* STATED TASK
Write out every line below that includes the word "vizsgálat".

======== MATERIAL PROVIDED

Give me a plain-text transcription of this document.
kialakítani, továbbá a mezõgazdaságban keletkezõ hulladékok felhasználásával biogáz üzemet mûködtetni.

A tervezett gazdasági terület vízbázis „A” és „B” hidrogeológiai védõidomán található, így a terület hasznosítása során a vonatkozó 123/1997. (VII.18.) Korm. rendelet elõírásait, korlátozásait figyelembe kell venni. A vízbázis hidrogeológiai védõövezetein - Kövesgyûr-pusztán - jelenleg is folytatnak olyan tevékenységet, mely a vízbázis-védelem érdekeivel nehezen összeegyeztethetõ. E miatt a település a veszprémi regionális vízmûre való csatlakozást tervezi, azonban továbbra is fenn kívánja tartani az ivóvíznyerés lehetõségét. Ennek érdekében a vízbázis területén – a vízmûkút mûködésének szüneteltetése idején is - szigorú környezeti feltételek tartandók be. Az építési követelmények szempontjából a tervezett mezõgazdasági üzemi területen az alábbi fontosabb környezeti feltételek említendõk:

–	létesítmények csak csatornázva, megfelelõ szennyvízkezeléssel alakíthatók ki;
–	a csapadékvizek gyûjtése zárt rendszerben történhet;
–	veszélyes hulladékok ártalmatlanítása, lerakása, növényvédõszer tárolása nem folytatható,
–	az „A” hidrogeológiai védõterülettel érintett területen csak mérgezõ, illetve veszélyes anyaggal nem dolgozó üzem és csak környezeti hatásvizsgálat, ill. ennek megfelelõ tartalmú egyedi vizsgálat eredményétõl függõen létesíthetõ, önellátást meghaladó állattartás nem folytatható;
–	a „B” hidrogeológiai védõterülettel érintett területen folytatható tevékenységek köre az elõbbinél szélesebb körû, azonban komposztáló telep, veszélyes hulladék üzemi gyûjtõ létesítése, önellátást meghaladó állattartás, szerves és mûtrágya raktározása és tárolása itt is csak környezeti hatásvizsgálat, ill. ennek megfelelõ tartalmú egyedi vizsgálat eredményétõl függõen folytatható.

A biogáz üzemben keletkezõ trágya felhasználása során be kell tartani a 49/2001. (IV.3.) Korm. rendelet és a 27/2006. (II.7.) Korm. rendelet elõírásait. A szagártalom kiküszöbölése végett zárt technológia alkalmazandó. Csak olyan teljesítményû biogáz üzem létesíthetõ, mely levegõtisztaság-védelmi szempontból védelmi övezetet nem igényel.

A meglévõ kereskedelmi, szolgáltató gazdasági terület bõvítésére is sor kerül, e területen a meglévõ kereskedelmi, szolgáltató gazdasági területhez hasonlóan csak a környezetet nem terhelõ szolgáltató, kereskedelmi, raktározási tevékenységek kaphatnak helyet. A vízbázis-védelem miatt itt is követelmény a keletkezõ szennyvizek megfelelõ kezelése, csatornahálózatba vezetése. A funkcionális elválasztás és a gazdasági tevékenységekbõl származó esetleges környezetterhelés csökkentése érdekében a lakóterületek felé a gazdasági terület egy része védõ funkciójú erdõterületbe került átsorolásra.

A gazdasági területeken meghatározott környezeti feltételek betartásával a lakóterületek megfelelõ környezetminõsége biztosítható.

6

================

* COMPLETED EXERCISE
–	az „A” hidrogeológiai védõterülettel érintett területen csak mérgezõ, illetve veszélyes anyaggal nem dolgozó üzem és csak környezeti hatásvizsgálat, ill. ennek megfelelõ tartalmú egyedi vizsgálat eredményétõl függõen létesíthetõ, önellátást meghaladó állattartás nem folytatható;
–	a „B” hidrogeológiai védõterülettel érintett területen folytatható tevékenységek köre az elõbbinél szélesebb körû, azonban komposztáló telep, veszélyes hulladék üzemi gyûjtõ létesítése, önellátást meghaladó állattartás, szerves és mûtrágya raktározása és tárolása itt is csak környezeti hatásvizsgálat, ill. ennek megfelelõ tartalmú egyedi vizsgálat eredményétõl függõen folytatható.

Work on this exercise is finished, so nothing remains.